| JOB |
Extract every line of the material below and reproduce it faithfully.

Source data:
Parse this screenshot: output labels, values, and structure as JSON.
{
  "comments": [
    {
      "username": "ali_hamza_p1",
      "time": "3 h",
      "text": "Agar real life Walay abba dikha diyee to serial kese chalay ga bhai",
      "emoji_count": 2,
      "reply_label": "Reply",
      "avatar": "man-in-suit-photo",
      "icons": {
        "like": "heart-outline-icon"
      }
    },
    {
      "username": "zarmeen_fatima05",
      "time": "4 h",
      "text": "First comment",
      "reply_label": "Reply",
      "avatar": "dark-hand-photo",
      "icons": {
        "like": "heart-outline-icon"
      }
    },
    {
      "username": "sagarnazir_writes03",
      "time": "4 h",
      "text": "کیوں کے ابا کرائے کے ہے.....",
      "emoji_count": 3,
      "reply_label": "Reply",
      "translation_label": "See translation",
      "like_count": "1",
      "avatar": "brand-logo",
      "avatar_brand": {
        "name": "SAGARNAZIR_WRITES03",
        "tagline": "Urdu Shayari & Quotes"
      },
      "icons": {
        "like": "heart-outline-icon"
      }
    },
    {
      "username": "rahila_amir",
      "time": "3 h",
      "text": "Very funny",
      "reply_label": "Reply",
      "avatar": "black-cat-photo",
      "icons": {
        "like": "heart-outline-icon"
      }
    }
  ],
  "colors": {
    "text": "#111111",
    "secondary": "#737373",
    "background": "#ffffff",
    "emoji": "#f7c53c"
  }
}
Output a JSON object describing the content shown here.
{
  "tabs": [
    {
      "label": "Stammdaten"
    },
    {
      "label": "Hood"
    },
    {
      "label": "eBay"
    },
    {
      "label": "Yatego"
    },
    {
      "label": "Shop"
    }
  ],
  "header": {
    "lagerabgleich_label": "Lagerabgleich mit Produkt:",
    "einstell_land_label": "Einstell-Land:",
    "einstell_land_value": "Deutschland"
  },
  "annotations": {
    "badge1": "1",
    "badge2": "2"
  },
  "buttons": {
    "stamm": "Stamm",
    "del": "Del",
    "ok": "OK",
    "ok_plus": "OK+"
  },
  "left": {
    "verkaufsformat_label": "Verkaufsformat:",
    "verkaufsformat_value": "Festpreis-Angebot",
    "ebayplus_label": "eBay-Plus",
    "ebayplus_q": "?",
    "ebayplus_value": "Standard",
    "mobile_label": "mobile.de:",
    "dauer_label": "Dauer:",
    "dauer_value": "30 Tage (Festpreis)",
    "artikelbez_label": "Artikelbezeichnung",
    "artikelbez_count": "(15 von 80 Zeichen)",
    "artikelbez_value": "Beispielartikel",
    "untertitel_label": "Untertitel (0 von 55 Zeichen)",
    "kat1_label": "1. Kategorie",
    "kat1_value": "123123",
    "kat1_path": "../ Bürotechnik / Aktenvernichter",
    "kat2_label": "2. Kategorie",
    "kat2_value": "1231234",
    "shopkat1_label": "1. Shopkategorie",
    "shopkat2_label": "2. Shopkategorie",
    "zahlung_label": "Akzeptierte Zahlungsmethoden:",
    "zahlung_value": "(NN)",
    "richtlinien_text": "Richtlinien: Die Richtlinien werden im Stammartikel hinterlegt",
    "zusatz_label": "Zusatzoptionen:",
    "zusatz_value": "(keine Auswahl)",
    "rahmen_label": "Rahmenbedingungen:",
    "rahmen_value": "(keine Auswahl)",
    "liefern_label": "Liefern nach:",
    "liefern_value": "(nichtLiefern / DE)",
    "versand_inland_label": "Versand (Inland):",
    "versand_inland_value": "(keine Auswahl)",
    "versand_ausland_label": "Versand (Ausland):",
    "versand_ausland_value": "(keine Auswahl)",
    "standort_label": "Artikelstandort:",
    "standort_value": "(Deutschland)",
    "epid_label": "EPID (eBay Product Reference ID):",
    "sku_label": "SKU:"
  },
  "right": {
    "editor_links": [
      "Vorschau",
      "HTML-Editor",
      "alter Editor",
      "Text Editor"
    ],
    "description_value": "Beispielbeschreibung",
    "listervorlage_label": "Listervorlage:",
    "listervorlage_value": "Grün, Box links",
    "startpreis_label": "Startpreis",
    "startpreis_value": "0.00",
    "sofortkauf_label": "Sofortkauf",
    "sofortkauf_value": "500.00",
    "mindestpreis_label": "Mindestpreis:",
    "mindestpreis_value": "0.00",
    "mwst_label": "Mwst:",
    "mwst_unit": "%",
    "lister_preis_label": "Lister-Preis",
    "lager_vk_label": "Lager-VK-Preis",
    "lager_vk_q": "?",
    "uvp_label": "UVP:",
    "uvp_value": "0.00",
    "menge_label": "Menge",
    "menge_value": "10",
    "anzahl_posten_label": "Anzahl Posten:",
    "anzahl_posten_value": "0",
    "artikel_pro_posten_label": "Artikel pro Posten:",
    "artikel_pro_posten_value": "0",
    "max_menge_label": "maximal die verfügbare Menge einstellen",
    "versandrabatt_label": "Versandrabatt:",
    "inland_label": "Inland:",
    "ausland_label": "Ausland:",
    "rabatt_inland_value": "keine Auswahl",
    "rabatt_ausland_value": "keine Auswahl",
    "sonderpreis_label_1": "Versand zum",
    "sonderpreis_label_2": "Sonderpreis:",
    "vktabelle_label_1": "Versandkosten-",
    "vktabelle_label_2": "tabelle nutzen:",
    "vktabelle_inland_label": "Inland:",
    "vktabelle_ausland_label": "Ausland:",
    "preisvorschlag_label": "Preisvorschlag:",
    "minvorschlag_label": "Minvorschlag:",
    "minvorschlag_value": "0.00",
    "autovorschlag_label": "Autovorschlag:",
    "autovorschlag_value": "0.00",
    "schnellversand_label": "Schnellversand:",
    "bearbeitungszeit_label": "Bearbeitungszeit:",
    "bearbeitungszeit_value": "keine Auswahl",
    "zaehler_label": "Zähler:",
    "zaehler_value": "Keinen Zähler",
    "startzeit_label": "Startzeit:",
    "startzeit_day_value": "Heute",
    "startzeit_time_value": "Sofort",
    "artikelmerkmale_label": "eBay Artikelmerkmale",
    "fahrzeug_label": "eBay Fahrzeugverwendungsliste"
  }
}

| RESPONSE TO THIS EXERCISE |
Parse this screenshot: output labels, values, and structure as JSON.
{
  "comments": [
    {
      "username": "ali_hamza_p1",
      "time": "3 h",
      "text": "Agar real life Walay abba dikha diyee to serial kese chalay ga bhai",
      "emoji_count": 2,
      "reply_label": "Reply",
      "avatar": "man-in-suit-photo",
      "icons": {
        "like": "heart-outline-icon"
      }
    },
    {
      "username": "zarmeen_fatima05",
      "time": "4 h",
      "text": "First comment",
      "reply_label": "Reply",
      "avatar": "dark-hand-photo",
      "icons": {
        "like": "heart-outline-icon"
      }
    },
    {
      "username": "sagarnazir_writes03",
      "time": "4 h",
      "text": "کیوں کے ابا کرائے کے ہے.....",
      "emoji_count": 3,
      "reply_label": "Reply",
      "translation_label": "See translation",
      "like_count": "1",
      "avatar": "brand-logo",
      "avatar_brand": {
        "name": "SAGARNAZIR_WRITES03",
        "tagline": "Urdu Shayari & Quotes"
      },
      "icons": {
        "like": "heart-outline-icon"
      }
    },
    {
      "username": "rahila_amir",
      "time": "3 h",
      "text": "Very funny",
      "reply_label": "Reply",
      "avatar": "black-cat-photo",
      "icons": {
        "like": "heart-outline-icon"
      }
    }
  ],
  "colors": {
    "text": "#111111",
    "secondary": "#737373",
    "background": "#ffffff",
    "emoji": "#f7c53c"
  }
}
Output a JSON object describing the content shown here.
{
  "tabs": [
    {
      "label": "Stammdaten"
    },
    {
      "label": "Hood"
    },
    {
      "label": "eBay"
    },
    {
      "label": "Yatego"
    },
    {
      "label": "Shop"
    }
  ],
  "header": {
    "lagerabgleich_label": "Lagerabgleich mit Produkt:",
    "einstell_land_label": "Einstell-Land:",
    "einstell_land_value": "Deutschland"
  },
  "annotations": {
    "badge1": "1",
    "badge2": "2"
  },
  "buttons": {
    "stamm": "Stamm",
    "del": "Del",
    "ok": "OK",
    "ok_plus": "OK+"
  },
  "left": {
    "verkaufsformat_label": "Verkaufsformat:",
    "verkaufsformat_value": "Festpreis-Angebot",
    "ebayplus_label": "eBay-Plus",
    "ebayplus_q": "?",
    "ebayplus_value": "Standard",
    "mobile_label": "mobile.de:",
    "dauer_label": "Dauer:",
    "dauer_value": "30 Tage (Festpreis)",
    "artikelbez_label": "Artikelbezeichnung",
    "artikelbez_count": "(15 von 80 Zeichen)",
    "artikelbez_value": "Beispielartikel",
    "untertitel_label": "Untertitel (0 von 55 Zeichen)",
    "kat1_label": "1. Kategorie",
    "kat1_value": "123123",
    "kat1_path": "../ Bürotechnik / Aktenvernichter",
    "kat2_label": "2. Kategorie",
    "kat2_value": "1231234",
    "shopkat1_label": "1. Shopkategorie",
    "shopkat2_label": "2. Shopkategorie",
    "zahlung_label": "Akzeptierte Zahlungsmethoden:",
    "zahlung_value": "(NN)",
    "richtlinien_text": "Richtlinien: Die Richtlinien werden im Stammartikel hinterlegt",
    "zusatz_label": "Zusatzoptionen:",
    "zusatz_value": "(keine Auswahl)",
    "rahmen_label": "Rahmenbedingungen:",
    "rahmen_value": "(keine Auswahl)",
    "liefern_label": "Liefern nach:",
    "liefern_value": "(nichtLiefern / DE)",
    "versand_inland_label": "Versand (Inland):",
    "versand_inland_value": "(keine Auswahl)",
    "versand_ausland_label": "Versand (Ausland):",
    "versand_ausland_value": "(keine Auswahl)",
    "standort_label": "Artikelstandort:",
    "standort_value": "(Deutschland)",
    "epid_label": "EPID (eBay Product Reference ID):",
    "sku_label": "SKU:"
  },
  "right": {
    "editor_links": [
      "Vorschau",
      "HTML-Editor",
      "alter Editor",
      "Text Editor"
    ],
    "description_value": "Beispielbeschreibung",
    "listervorlage_label": "Listervorlage:",
    "listervorlage_value": "Grün, Box links",
    "startpreis_label": "Startpreis",
    "startpreis_value": "0.00",
    "sofortkauf_label": "Sofortkauf",
    "sofortkauf_value": "500.00",
    "mindestpreis_label": "Mindestpreis:",
    "mindestpreis_value": "0.00",
    "mwst_label": "Mwst:",
    "mwst_unit": "%",
    "lister_preis_label": "Lister-Preis",
    "lager_vk_label": "Lager-VK-Preis",
    "lager_vk_q": "?",
    "uvp_label": "UVP:",
    "uvp_value": "0.00",
    "menge_label": "Menge",
    "menge_value": "10",
    "anzahl_posten_label": "Anzahl Posten:",
    "anzahl_posten_value": "0",
    "artikel_pro_posten_label": "Artikel pro Posten:",
    "artikel_pro_posten_value": "0",
    "max_menge_label": "maximal die verfügbare Menge einstellen",
    "versandrabatt_label": "Versandrabatt:",
    "inland_label": "Inland:",
    "ausland_label": "Ausland:",
    "rabatt_inland_value": "keine Auswahl",
    "rabatt_ausland_value": "keine Auswahl",
    "sonderpreis_label_1": "Versand zum",
    "sonderpreis_label_2": "Sonderpreis:",
    "vktabelle_label_1": "Versandkosten-",
    "vktabelle_label_2": "tabelle nutzen:",
    "vktabelle_inland_label": "Inland:",
    "vktabelle_ausland_label": "Ausland:",
    "preisvorschlag_label": "Preisvorschlag:",
    "minvorschlag_label": "Minvorschlag:",
    "minvorschlag_value": "0.00",
    "autovorschlag_label": "Autovorschlag:",
    "autovorschlag_value": "0.00",
    "schnellversand_label": "Schnellversand:",
    "bearbeitungszeit_label": "Bearbeitungszeit:",
    "bearbeitungszeit_value": "keine Auswahl",
    "zaehler_label": "Zähler:",
    "zaehler_value": "Keinen Zähler",
    "startzeit_label": "Startzeit:",
    "startzeit_day_value": "Heute",
    "startzeit_time_value": "Sofort",
    "artikelmerkmale_label": "eBay Artikelmerkmale",
    "fahrzeug_label": "eBay Fahrzeugverwendungsliste"
  }
}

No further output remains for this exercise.